** Goal **
Find and return each line containing "Глава".

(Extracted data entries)

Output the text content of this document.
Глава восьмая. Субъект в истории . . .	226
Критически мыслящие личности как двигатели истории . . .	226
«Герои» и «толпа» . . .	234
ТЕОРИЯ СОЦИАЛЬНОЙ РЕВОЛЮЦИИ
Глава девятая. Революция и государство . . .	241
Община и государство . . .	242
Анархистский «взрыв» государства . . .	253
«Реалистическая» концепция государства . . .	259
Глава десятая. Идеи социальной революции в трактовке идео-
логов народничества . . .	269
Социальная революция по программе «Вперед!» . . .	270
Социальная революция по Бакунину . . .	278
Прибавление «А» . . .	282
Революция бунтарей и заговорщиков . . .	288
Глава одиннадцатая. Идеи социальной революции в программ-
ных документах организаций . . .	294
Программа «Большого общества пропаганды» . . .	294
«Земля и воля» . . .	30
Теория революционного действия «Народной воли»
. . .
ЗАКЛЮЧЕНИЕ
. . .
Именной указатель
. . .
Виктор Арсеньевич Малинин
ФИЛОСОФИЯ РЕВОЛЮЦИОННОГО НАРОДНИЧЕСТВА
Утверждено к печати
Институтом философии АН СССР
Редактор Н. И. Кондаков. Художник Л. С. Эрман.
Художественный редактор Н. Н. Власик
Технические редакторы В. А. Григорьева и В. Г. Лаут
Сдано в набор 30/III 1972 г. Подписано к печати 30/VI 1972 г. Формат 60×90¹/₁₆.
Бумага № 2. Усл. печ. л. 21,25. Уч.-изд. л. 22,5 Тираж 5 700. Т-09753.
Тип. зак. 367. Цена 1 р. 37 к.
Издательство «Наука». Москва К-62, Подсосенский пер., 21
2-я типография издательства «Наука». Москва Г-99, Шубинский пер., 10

* * *

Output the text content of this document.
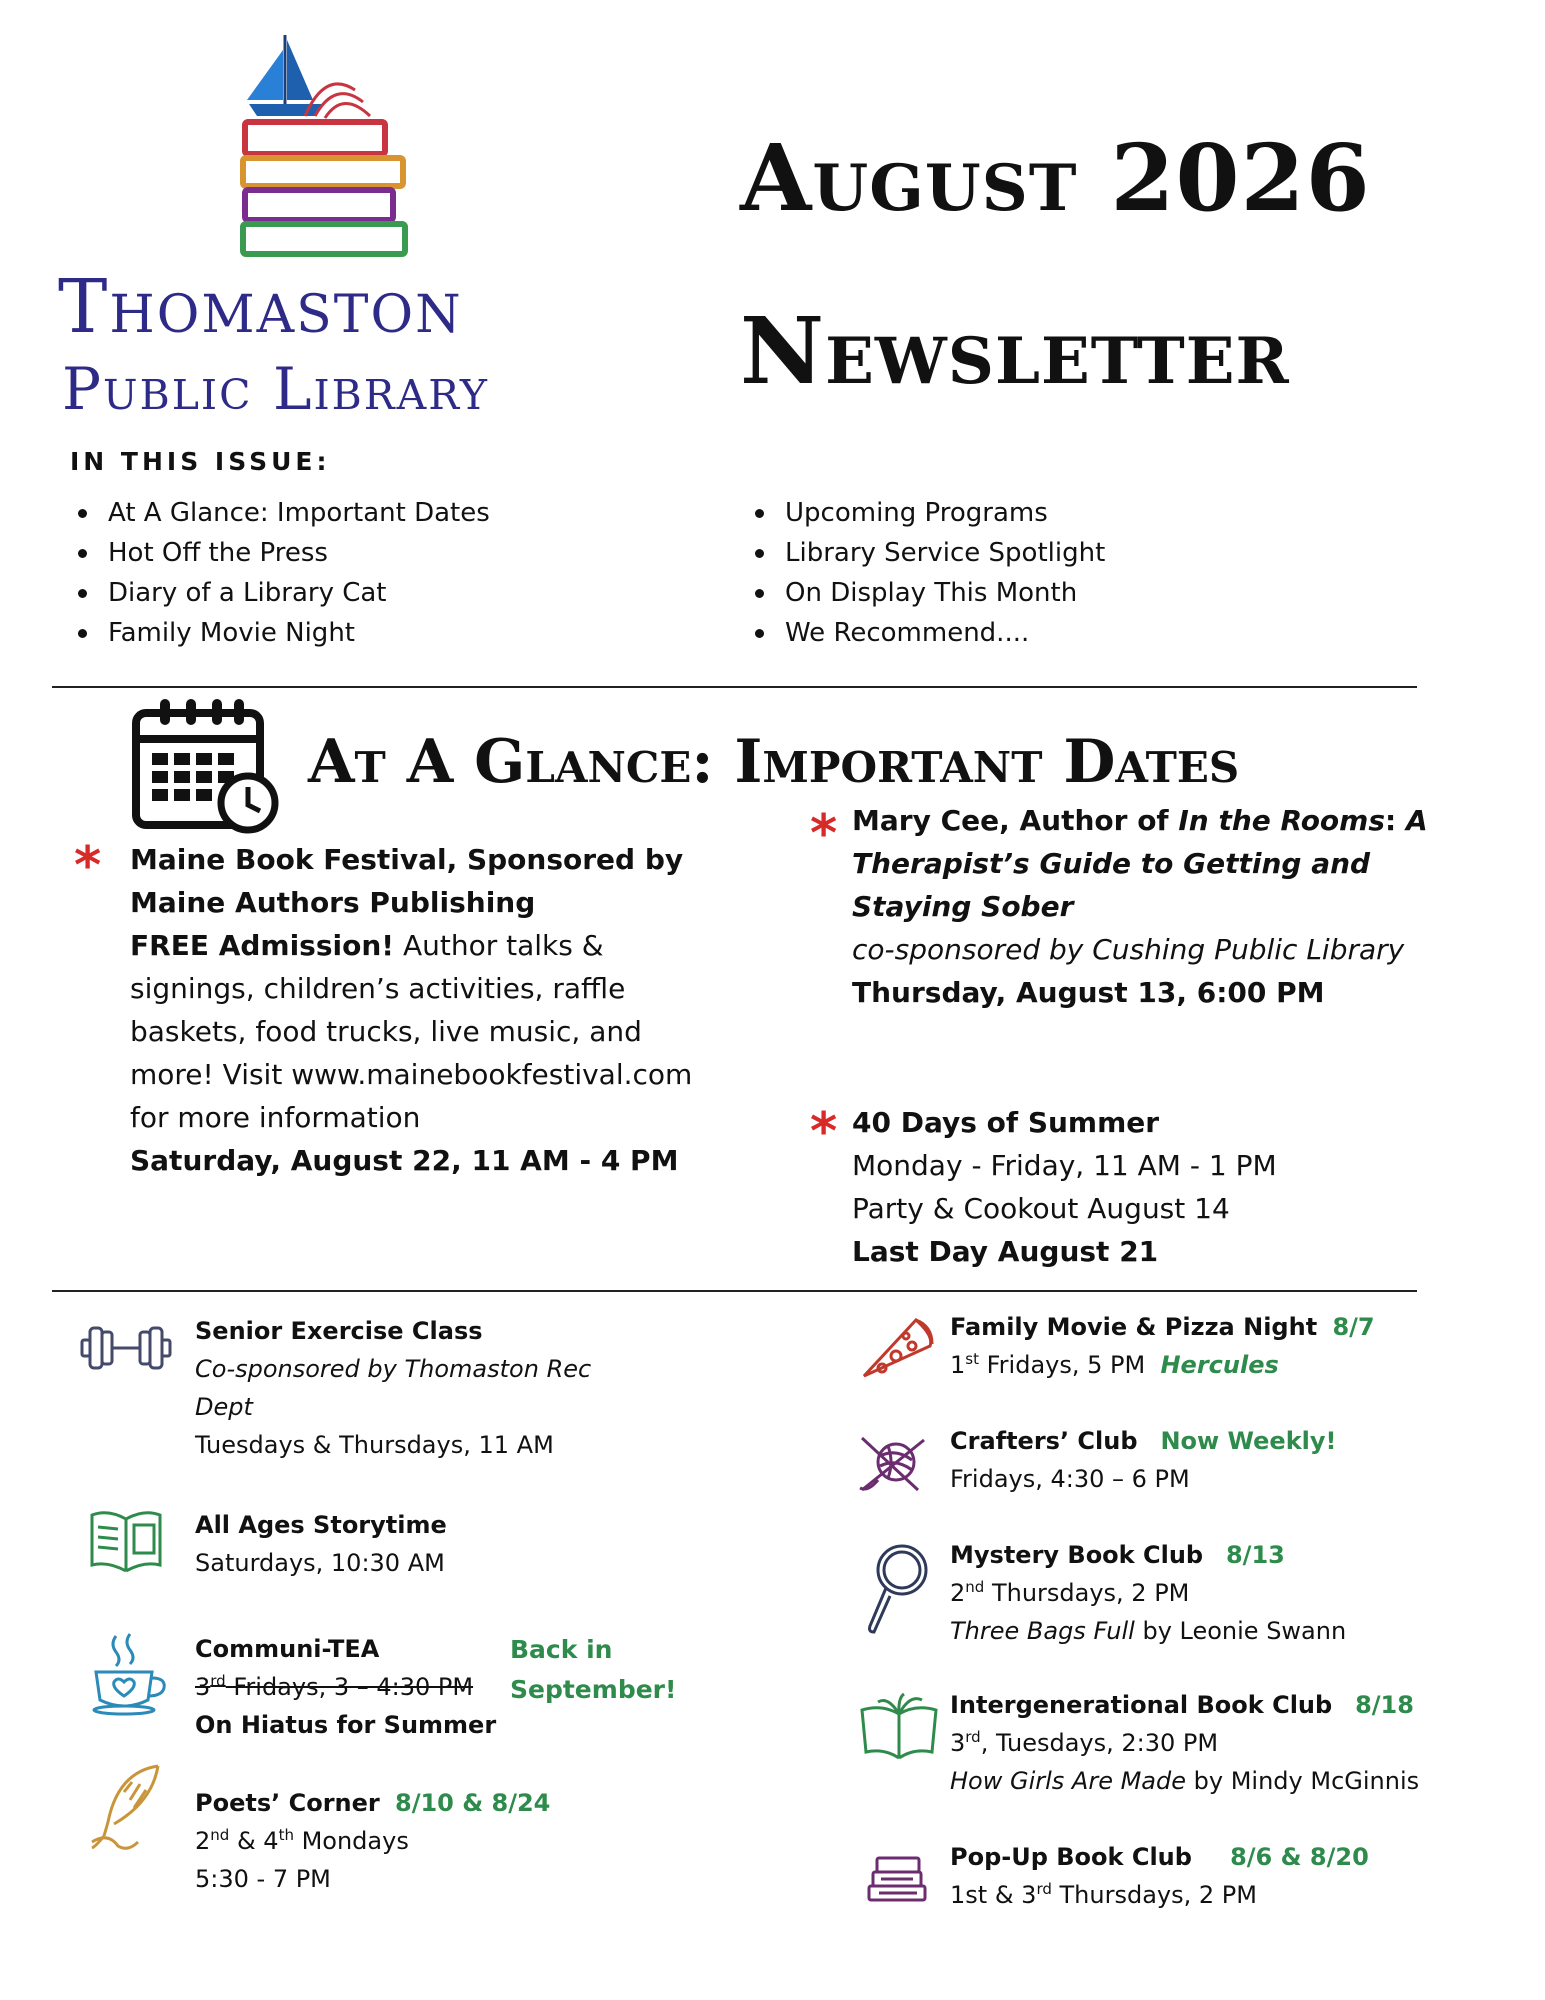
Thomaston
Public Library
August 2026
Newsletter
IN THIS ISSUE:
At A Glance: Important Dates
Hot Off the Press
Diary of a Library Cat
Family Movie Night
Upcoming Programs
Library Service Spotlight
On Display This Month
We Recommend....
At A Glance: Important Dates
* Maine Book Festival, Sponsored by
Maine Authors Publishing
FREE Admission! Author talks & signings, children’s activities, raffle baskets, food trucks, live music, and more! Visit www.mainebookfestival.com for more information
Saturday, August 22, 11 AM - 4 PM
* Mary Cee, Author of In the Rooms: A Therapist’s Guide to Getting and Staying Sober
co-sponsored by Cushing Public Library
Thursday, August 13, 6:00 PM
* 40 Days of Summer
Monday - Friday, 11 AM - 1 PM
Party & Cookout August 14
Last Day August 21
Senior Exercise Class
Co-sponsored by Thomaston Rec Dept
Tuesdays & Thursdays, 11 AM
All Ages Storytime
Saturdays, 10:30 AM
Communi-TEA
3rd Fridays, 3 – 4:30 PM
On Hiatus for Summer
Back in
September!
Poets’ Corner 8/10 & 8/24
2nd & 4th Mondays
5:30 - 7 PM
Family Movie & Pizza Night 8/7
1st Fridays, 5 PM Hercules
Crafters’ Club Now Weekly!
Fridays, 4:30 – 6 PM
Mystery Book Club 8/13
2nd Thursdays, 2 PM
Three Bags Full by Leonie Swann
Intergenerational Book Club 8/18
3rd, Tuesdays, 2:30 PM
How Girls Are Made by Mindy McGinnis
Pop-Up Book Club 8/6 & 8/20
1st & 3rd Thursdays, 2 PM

** Solved problem **
Глава восьмая. Субъект в истории . . .	226
Глава девятая. Революция и государство . . .	241
Глава десятая. Идеи социальной революции в трактовке идео-
Глава одиннадцатая. Идеи социальной революции в программ-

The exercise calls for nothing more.